Stated task: Make an exact copy of the data below, leaving out every picture.

Given entries:
....................

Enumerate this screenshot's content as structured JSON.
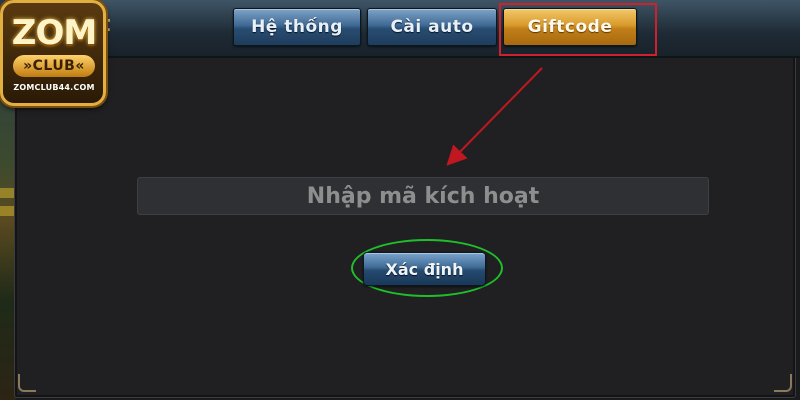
{
  "logo": {
    "brand": "ZOM",
    "sub": "»CLUB«",
    "url": "ZOMCLUB44.COM"
  },
  "header": {
    "partial_title": "t"
  },
  "tabs": [
    {
      "label": "Hệ thống",
      "active": false
    },
    {
      "label": "Cài auto",
      "active": false
    },
    {
      "label": "Giftcode",
      "active": true
    }
  ],
  "giftcode": {
    "placeholder": "Nhập mã kích hoạt",
    "value": "",
    "confirm_label": "Xác định"
  },
  "colors": {
    "highlight_box": "#d0202a",
    "arrow": "#c01820",
    "confirm_ring": "#1fbf2a",
    "tab_active": "#d99a2c",
    "tab_inactive": "#3f6a94"
  }
}
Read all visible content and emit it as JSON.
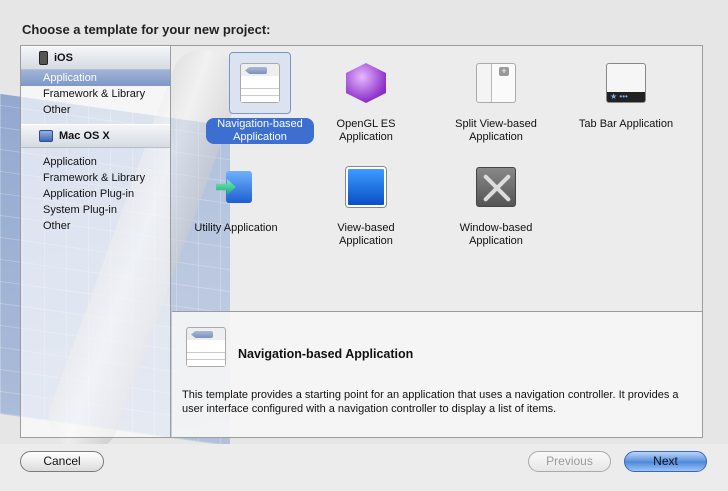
{
  "dialog": {
    "title": "Choose a template for your new project:"
  },
  "sidebar": {
    "groups": [
      {
        "name": "iOS",
        "icon": "iphone-icon",
        "items": [
          "Application",
          "Framework & Library",
          "Other"
        ],
        "selected_index": 0
      },
      {
        "name": "Mac OS X",
        "icon": "mac-icon",
        "items": [
          "Application",
          "Framework & Library",
          "Application Plug-in",
          "System Plug-in",
          "Other"
        ]
      }
    ]
  },
  "templates": [
    {
      "label": "Navigation-based Application",
      "icon": "navigation-template-icon",
      "selected": true
    },
    {
      "label": "OpenGL ES Application",
      "icon": "opengl-template-icon"
    },
    {
      "label": "Split View-based Application",
      "icon": "splitview-template-icon"
    },
    {
      "label": "Tab Bar Application",
      "icon": "tabbar-template-icon"
    },
    {
      "label": "Utility Application",
      "icon": "utility-template-icon"
    },
    {
      "label": "View-based Application",
      "icon": "view-template-icon"
    },
    {
      "label": "Window-based Application",
      "icon": "window-template-icon"
    }
  ],
  "description": {
    "title": "Navigation-based Application",
    "text": "This template provides a starting point for an application that uses a navigation controller. It provides a user interface configured with a navigation controller to display a list of items."
  },
  "buttons": {
    "cancel": "Cancel",
    "previous": "Previous",
    "next": "Next"
  },
  "colors": {
    "selection_blue": "#3d6fd0",
    "sidebar_selected": "#7e97c7"
  }
}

....................

The answer:
Enumerate this screenshot's content as structured JSON.
{
  "logo": {
    "brand": "ZOM",
    "sub": "»CLUB«",
    "url": "ZOMCLUB44.COM"
  },
  "header": {
    "partial_title": "t"
  },
  "tabs": [
    {
      "label": "Hệ thống",
      "active": false
    },
    {
      "label": "Cài auto",
      "active": false
    },
    {
      "label": "Giftcode",
      "active": true
    }
  ],
  "giftcode": {
    "placeholder": "Nhập mã kích hoạt",
    "value": "",
    "confirm_label": "Xác định"
  },
  "colors": {
    "highlight_box": "#d0202a",
    "arrow": "#c01820",
    "confirm_ring": "#1fbf2a",
    "tab_active": "#d99a2c",
    "tab_inactive": "#3f6a94"
  }
}
Read all visible content and emit it as JSON.
{
  "dialog": {
    "title": "Choose a template for your new project:"
  },
  "sidebar": {
    "groups": [
      {
        "name": "iOS",
        "icon": "iphone-icon",
        "items": [
          "Application",
          "Framework & Library",
          "Other"
        ],
        "selected_index": 0
      },
      {
        "name": "Mac OS X",
        "icon": "mac-icon",
        "items": [
          "Application",
          "Framework & Library",
          "Application Plug-in",
          "System Plug-in",
          "Other"
        ]
      }
    ]
  },
  "templates": [
    {
      "label": "Navigation-based Application",
      "icon": "navigation-template-icon",
      "selected": true
    },
    {
      "label": "OpenGL ES Application",
      "icon": "opengl-template-icon"
    },
    {
      "label": "Split View-based Application",
      "icon": "splitview-template-icon"
    },
    {
      "label": "Tab Bar Application",
      "icon": "tabbar-template-icon"
    },
    {
      "label": "Utility Application",
      "icon": "utility-template-icon"
    },
    {
      "label": "View-based Application",
      "icon": "view-template-icon"
    },
    {
      "label": "Window-based Application",
      "icon": "window-template-icon"
    }
  ],
  "description": {
    "title": "Navigation-based Application",
    "text": "This template provides a starting point for an application that uses a navigation controller. It provides a user interface configured with a navigation controller to display a list of items."
  },
  "buttons": {
    "cancel": "Cancel",
    "previous": "Previous",
    "next": "Next"
  },
  "colors": {
    "selection_blue": "#3d6fd0",
    "sidebar_selected": "#7e97c7"
  }
}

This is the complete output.